Exercise details: Locate each line in the records containing "ffffff". Copy it.

Supplied material:
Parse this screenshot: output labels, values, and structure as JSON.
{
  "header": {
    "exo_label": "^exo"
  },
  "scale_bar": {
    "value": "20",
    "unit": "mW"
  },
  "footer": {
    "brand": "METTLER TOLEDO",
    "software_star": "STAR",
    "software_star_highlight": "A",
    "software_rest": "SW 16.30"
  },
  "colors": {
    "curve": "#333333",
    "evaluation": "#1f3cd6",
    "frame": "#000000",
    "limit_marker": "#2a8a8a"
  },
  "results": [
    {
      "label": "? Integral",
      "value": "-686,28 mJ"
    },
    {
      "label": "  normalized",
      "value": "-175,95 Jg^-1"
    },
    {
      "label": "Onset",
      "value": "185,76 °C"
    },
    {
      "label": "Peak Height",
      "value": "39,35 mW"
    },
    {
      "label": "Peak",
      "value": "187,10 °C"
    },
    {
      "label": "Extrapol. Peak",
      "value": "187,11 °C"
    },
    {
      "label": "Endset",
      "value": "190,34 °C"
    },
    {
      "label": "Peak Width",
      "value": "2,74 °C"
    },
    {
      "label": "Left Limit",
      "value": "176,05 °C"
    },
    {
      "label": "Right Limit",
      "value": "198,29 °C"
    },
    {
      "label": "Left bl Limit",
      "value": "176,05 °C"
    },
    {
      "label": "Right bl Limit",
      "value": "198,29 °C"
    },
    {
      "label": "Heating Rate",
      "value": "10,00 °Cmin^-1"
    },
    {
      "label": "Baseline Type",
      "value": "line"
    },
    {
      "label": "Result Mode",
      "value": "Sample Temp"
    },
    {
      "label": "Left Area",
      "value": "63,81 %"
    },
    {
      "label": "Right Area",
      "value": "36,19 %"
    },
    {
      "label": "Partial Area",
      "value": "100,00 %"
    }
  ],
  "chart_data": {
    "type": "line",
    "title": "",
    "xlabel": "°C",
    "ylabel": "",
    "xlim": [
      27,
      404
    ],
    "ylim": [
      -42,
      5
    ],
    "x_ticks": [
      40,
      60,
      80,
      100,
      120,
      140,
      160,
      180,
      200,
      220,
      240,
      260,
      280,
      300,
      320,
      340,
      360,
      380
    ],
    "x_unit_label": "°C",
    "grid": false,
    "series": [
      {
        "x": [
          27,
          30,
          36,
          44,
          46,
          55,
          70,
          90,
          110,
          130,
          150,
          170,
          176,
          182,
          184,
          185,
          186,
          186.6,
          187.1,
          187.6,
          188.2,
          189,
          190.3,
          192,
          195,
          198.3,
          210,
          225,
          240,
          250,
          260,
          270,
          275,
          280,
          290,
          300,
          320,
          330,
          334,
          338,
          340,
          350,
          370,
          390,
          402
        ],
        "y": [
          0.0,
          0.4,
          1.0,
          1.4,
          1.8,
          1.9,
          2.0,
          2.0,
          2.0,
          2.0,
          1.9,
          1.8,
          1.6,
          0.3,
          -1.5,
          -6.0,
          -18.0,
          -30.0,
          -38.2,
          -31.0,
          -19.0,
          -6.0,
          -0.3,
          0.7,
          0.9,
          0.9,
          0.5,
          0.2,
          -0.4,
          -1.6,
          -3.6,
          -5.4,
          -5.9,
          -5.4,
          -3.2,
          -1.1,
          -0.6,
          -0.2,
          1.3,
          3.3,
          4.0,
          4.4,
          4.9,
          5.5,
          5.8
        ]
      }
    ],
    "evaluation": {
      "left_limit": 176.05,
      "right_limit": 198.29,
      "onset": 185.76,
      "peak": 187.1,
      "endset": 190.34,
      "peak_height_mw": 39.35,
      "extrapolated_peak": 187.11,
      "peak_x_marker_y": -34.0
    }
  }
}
--
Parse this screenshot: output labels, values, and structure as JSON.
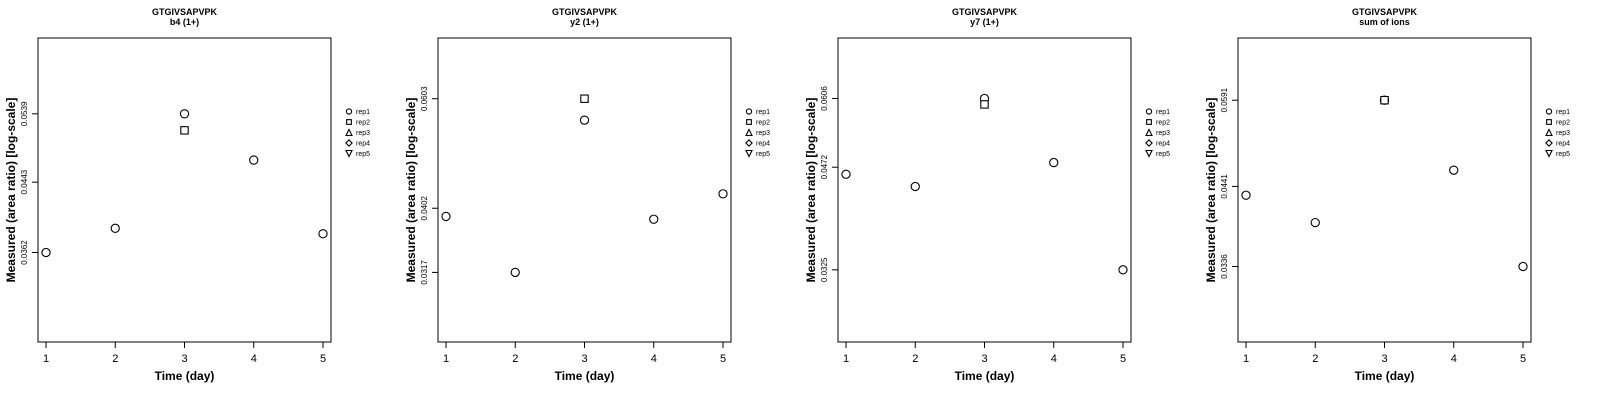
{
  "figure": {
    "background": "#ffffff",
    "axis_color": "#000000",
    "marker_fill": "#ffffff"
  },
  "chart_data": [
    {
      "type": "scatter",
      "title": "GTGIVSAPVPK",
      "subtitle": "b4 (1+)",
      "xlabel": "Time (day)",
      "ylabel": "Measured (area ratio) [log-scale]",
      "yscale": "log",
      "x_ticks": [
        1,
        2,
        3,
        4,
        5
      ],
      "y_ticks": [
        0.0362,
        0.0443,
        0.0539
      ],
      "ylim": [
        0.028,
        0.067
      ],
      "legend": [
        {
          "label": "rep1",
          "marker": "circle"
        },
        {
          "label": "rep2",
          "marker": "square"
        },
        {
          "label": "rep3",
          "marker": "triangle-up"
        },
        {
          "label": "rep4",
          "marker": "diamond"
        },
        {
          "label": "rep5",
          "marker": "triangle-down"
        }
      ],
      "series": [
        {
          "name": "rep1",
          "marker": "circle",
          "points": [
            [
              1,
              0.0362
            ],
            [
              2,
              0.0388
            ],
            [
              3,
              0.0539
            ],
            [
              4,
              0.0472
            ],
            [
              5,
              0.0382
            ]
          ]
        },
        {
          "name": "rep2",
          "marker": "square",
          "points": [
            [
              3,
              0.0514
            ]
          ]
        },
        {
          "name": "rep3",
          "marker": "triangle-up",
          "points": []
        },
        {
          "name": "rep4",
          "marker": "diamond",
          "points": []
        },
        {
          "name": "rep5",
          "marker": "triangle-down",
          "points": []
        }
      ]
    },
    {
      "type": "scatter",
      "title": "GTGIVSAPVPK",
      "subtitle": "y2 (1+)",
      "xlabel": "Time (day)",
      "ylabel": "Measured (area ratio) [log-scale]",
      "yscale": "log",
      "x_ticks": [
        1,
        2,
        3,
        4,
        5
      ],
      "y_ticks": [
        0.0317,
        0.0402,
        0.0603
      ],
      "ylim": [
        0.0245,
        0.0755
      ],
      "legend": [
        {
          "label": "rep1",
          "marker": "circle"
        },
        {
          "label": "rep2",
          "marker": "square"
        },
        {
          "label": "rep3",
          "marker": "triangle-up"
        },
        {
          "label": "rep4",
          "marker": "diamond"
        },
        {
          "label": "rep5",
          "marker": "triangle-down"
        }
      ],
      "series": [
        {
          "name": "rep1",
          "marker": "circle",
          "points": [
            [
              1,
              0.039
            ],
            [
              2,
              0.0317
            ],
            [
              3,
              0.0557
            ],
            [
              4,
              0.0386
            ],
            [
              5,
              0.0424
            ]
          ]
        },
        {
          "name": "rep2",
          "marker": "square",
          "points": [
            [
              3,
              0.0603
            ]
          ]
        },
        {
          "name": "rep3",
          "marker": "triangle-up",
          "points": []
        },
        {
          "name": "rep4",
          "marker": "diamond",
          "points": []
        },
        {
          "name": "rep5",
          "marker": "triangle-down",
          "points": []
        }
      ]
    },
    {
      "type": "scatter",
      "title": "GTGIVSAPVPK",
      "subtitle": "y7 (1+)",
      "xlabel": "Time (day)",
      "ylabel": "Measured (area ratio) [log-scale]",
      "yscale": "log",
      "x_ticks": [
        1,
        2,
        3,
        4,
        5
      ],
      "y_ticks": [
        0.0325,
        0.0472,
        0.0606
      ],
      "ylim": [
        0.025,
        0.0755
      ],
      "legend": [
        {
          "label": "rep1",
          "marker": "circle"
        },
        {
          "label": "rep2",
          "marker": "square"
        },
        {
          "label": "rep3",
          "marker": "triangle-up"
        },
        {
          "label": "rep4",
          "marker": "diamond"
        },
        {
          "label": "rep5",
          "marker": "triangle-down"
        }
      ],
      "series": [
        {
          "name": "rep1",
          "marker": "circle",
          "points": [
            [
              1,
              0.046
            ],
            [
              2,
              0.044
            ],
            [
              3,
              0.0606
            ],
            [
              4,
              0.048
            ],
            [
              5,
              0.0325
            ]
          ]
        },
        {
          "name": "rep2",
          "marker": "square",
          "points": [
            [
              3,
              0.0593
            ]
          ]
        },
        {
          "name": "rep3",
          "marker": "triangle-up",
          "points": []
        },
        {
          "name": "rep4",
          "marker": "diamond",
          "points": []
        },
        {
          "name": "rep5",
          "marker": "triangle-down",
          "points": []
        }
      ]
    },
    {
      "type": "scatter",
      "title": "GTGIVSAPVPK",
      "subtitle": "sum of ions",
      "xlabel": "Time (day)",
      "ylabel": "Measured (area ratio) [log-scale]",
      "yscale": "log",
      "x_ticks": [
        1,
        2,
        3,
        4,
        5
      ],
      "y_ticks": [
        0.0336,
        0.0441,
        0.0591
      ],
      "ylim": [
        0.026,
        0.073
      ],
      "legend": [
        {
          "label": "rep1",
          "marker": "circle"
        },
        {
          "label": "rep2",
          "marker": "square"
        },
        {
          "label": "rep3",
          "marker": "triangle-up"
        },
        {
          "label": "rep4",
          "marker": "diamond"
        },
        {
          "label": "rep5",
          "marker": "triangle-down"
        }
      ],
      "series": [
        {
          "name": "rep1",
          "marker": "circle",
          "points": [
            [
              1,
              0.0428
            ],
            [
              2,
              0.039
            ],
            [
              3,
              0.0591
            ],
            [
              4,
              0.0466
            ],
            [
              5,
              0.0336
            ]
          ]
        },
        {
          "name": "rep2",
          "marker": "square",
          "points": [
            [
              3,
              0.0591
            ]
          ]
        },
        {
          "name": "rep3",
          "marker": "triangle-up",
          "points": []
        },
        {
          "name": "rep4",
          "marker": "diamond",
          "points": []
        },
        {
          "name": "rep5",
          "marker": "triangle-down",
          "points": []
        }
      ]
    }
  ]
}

Finished task:
    "background": "#ffffff",
    "marker_fill": "#ffffff"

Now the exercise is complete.